**INSTRUCTIONS FOR THE TASK**:
Return every line of the rows below unchanged, omitting the pictures.

**Items listed in a dataset**:
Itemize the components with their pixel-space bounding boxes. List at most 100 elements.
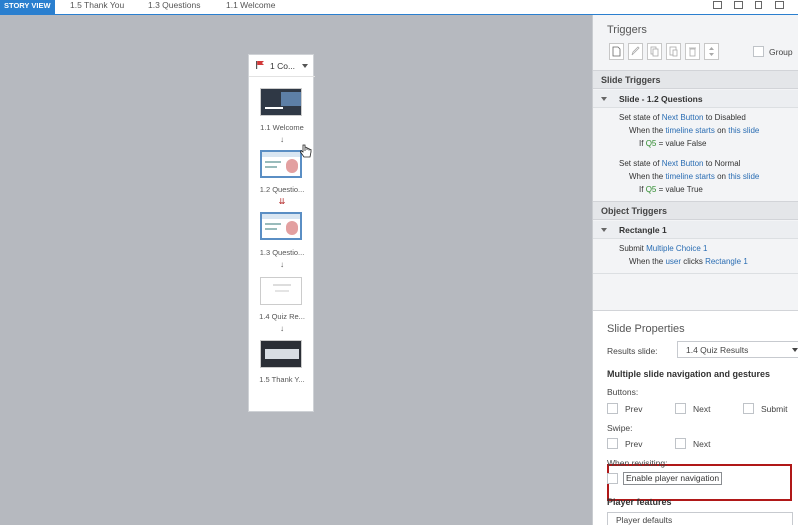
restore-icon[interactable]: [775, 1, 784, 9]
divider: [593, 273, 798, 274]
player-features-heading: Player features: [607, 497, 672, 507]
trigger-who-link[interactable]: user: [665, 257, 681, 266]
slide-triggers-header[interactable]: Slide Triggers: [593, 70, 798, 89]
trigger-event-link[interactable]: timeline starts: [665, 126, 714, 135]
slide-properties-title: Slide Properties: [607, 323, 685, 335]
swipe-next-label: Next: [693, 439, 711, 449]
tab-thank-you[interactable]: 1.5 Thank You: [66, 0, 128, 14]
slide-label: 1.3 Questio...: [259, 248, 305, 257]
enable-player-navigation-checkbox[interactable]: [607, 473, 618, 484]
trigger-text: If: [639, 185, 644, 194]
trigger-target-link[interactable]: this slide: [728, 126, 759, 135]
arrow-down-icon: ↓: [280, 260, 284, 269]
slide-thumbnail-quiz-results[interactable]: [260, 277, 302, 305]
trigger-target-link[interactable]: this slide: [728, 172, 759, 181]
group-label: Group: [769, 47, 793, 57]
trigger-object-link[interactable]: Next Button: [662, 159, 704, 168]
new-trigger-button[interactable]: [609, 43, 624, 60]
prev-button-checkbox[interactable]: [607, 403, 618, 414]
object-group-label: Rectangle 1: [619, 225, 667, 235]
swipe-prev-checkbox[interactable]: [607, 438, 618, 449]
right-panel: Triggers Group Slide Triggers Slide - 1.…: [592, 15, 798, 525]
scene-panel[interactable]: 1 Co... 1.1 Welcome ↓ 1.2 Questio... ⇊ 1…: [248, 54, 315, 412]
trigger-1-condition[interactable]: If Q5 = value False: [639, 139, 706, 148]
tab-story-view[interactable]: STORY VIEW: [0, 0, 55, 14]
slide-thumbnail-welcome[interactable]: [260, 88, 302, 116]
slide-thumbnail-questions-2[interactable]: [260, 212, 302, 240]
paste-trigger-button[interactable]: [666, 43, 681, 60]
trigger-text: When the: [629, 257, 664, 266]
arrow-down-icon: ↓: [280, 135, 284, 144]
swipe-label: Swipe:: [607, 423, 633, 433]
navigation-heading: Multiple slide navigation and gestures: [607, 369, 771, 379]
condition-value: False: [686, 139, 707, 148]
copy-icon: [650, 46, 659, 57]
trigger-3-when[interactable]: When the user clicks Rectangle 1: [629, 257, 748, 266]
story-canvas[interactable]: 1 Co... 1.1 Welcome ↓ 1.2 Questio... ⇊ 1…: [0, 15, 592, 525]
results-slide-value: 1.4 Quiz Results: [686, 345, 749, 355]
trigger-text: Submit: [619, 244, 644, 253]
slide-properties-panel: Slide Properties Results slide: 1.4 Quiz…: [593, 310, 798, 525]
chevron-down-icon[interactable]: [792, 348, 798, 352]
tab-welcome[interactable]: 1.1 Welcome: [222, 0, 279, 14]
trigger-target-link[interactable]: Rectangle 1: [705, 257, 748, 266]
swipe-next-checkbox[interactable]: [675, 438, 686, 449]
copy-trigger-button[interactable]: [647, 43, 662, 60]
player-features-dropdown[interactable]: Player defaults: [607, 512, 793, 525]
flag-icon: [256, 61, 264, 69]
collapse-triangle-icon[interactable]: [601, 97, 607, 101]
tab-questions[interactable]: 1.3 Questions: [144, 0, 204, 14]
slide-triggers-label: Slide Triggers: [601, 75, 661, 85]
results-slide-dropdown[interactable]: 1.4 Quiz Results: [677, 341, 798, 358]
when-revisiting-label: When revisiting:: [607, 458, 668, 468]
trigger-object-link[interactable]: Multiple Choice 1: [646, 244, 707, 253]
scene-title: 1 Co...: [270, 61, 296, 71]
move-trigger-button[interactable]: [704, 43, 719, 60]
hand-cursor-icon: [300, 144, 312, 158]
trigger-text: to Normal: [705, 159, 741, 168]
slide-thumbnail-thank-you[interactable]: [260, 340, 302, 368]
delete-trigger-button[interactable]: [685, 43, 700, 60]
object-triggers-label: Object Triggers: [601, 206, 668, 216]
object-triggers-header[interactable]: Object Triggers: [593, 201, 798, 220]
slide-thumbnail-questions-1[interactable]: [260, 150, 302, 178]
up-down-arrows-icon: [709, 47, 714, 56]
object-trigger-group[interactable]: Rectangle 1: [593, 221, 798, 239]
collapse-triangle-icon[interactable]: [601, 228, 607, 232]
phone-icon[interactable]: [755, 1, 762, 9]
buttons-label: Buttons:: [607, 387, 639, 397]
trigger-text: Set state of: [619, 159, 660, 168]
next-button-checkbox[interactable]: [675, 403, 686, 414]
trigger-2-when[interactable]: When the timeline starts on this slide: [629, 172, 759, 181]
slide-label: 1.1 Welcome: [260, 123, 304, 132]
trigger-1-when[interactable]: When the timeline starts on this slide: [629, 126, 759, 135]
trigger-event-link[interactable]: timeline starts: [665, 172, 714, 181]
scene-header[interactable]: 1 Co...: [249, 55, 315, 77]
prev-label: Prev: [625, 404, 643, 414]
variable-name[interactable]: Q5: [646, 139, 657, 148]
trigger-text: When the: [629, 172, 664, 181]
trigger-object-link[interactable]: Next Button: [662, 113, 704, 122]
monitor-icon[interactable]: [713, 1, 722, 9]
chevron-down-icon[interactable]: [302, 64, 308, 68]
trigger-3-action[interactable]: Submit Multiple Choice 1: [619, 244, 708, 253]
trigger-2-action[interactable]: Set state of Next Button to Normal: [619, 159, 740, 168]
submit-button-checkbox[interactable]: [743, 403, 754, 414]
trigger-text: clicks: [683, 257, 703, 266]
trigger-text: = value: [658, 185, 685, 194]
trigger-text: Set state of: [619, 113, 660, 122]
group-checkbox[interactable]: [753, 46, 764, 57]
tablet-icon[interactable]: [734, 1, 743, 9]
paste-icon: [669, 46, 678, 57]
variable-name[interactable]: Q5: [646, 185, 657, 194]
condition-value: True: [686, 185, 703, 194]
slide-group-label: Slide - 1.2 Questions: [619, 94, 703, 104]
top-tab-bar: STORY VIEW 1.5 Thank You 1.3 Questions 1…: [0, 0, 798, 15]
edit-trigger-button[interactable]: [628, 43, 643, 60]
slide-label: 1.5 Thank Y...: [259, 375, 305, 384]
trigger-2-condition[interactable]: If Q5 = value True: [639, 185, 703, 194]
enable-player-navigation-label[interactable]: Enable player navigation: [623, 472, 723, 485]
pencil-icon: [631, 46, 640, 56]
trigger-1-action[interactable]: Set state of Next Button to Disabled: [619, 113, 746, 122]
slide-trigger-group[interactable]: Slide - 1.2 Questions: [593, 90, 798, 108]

**EXERCISE SOLUTION**:
Itemize the components with their pixel-space bounding boxes. List at most 100 elements.
restore-icon[interactable]: [775, 1, 784, 9]
divider: [593, 273, 798, 274]
player-features-heading: Player features: [607, 497, 672, 507]
trigger-who-link[interactable]: user: [665, 257, 681, 266]
slide-triggers-header[interactable]: Slide Triggers: [593, 70, 798, 89]
trigger-event-link[interactable]: timeline starts: [665, 126, 714, 135]
slide-properties-title: Slide Properties: [607, 323, 685, 335]
swipe-next-label: Next: [693, 439, 711, 449]
tab-thank-you[interactable]: 1.5 Thank You: [66, 0, 128, 14]
slide-label: 1.3 Questio...: [259, 248, 305, 257]
enable-player-navigation-checkbox[interactable]: [607, 473, 618, 484]
trigger-text: If: [639, 185, 644, 194]
trigger-target-link[interactable]: this slide: [728, 126, 759, 135]
arrow-down-icon: ↓: [280, 260, 284, 269]
slide-thumbnail-quiz-results[interactable]: [260, 277, 302, 305]
trigger-target-link[interactable]: this slide: [728, 172, 759, 181]
group-label: Group: [769, 47, 793, 57]
trigger-object-link[interactable]: Next Button: [662, 159, 704, 168]
new-trigger-button[interactable]: [609, 43, 624, 60]
prev-button-checkbox[interactable]: [607, 403, 618, 414]
object-group-label: Rectangle 1: [619, 225, 667, 235]
swipe-prev-checkbox[interactable]: [607, 438, 618, 449]
right-panel: Triggers Group Slide Triggers Slide - 1.…: [592, 15, 798, 525]
scene-panel[interactable]: 1 Co... 1.1 Welcome ↓ 1.2 Questio... ⇊ 1…: [248, 54, 315, 412]
trigger-1-condition[interactable]: If Q5 = value False: [639, 139, 706, 148]
tab-story-view[interactable]: STORY VIEW: [0, 0, 55, 14]
slide-thumbnail-welcome[interactable]: [260, 88, 302, 116]
slide-thumbnail-questions-2[interactable]: [260, 212, 302, 240]
paste-trigger-button[interactable]: [666, 43, 681, 60]
trigger-text: When the: [629, 257, 664, 266]
arrow-down-icon: ↓: [280, 135, 284, 144]
swipe-label: Swipe:: [607, 423, 633, 433]
navigation-heading: Multiple slide navigation and gestures: [607, 369, 771, 379]
condition-value: False: [686, 139, 707, 148]
copy-icon: [650, 46, 659, 57]
trigger-3-when[interactable]: When the user clicks Rectangle 1: [629, 257, 748, 266]
story-canvas[interactable]: 1 Co... 1.1 Welcome ↓ 1.2 Questio... ⇊ 1…: [0, 15, 592, 525]
results-slide-value: 1.4 Quiz Results: [686, 345, 749, 355]
trigger-text: Submit: [619, 244, 644, 253]
slide-properties-panel: Slide Properties Results slide: 1.4 Quiz…: [593, 310, 798, 525]
chevron-down-icon[interactable]: [792, 348, 798, 352]
tab-welcome[interactable]: 1.1 Welcome: [222, 0, 279, 14]
trigger-target-link[interactable]: Rectangle 1: [705, 257, 748, 266]
swipe-next-checkbox[interactable]: [675, 438, 686, 449]
copy-trigger-button[interactable]: [647, 43, 662, 60]
player-features-dropdown[interactable]: Player defaults: [607, 512, 793, 525]
flag-icon: [256, 61, 264, 69]
collapse-triangle-icon[interactable]: [601, 97, 607, 101]
tab-questions[interactable]: 1.3 Questions: [144, 0, 204, 14]
slide-triggers-label: Slide Triggers: [601, 75, 661, 85]
results-slide-dropdown[interactable]: 1.4 Quiz Results: [677, 341, 798, 358]
when-revisiting-label: When revisiting:: [607, 458, 668, 468]
trigger-object-link[interactable]: Multiple Choice 1: [646, 244, 707, 253]
scene-title: 1 Co...: [270, 61, 296, 71]
move-trigger-button[interactable]: [704, 43, 719, 60]
hand-cursor-icon: [300, 144, 312, 158]
trigger-text: to Normal: [705, 159, 741, 168]
slide-thumbnail-thank-you[interactable]: [260, 340, 302, 368]
delete-trigger-button[interactable]: [685, 43, 700, 60]
object-triggers-label: Object Triggers: [601, 206, 668, 216]
object-triggers-header[interactable]: Object Triggers: [593, 201, 798, 220]
slide-thumbnail-questions-1[interactable]: [260, 150, 302, 178]
up-down-arrows-icon: [709, 47, 714, 56]
object-trigger-group[interactable]: Rectangle 1: [593, 221, 798, 239]
collapse-triangle-icon[interactable]: [601, 228, 607, 232]
phone-icon[interactable]: [755, 1, 762, 9]
buttons-label: Buttons:: [607, 387, 639, 397]
trigger-text: Set state of: [619, 159, 660, 168]
next-button-checkbox[interactable]: [675, 403, 686, 414]
trigger-2-when[interactable]: When the timeline starts on this slide: [629, 172, 759, 181]
slide-label: 1.1 Welcome: [260, 123, 304, 132]
trigger-1-when[interactable]: When the timeline starts on this slide: [629, 126, 759, 135]
trigger-event-link[interactable]: timeline starts: [665, 172, 714, 181]
scene-header[interactable]: 1 Co...: [249, 55, 315, 77]
prev-label: Prev: [625, 404, 643, 414]
variable-name[interactable]: Q5: [646, 139, 657, 148]
trigger-text: When the: [629, 172, 664, 181]
trigger-object-link[interactable]: Next Button: [662, 113, 704, 122]
monitor-icon[interactable]: [713, 1, 722, 9]
chevron-down-icon[interactable]: [302, 64, 308, 68]
trigger-3-action[interactable]: Submit Multiple Choice 1: [619, 244, 708, 253]
trigger-2-action[interactable]: Set state of Next Button to Normal: [619, 159, 740, 168]
submit-button-checkbox[interactable]: [743, 403, 754, 414]
trigger-text: clicks: [683, 257, 703, 266]
trigger-text: = value: [658, 185, 685, 194]
trigger-text: Set state of: [619, 113, 660, 122]
group-checkbox[interactable]: [753, 46, 764, 57]
tablet-icon[interactable]: [734, 1, 743, 9]
paste-icon: [669, 46, 678, 57]
variable-name[interactable]: Q5: [646, 185, 657, 194]
condition-value: True: [686, 185, 703, 194]
slide-group-label: Slide - 1.2 Questions: [619, 94, 703, 104]
top-tab-bar: STORY VIEW 1.5 Thank You 1.3 Questions 1…: [0, 0, 798, 15]
edit-trigger-button[interactable]: [628, 43, 643, 60]
slide-label: 1.5 Thank Y...: [259, 375, 305, 384]
trigger-2-condition[interactable]: If Q5 = value True: [639, 185, 703, 194]
enable-player-navigation-label[interactable]: Enable player navigation: [623, 472, 723, 485]
pencil-icon: [631, 46, 640, 56]
trigger-1-action[interactable]: Set state of Next Button to Disabled: [619, 113, 746, 122]
slide-trigger-group[interactable]: Slide - 1.2 Questions: [593, 90, 798, 108]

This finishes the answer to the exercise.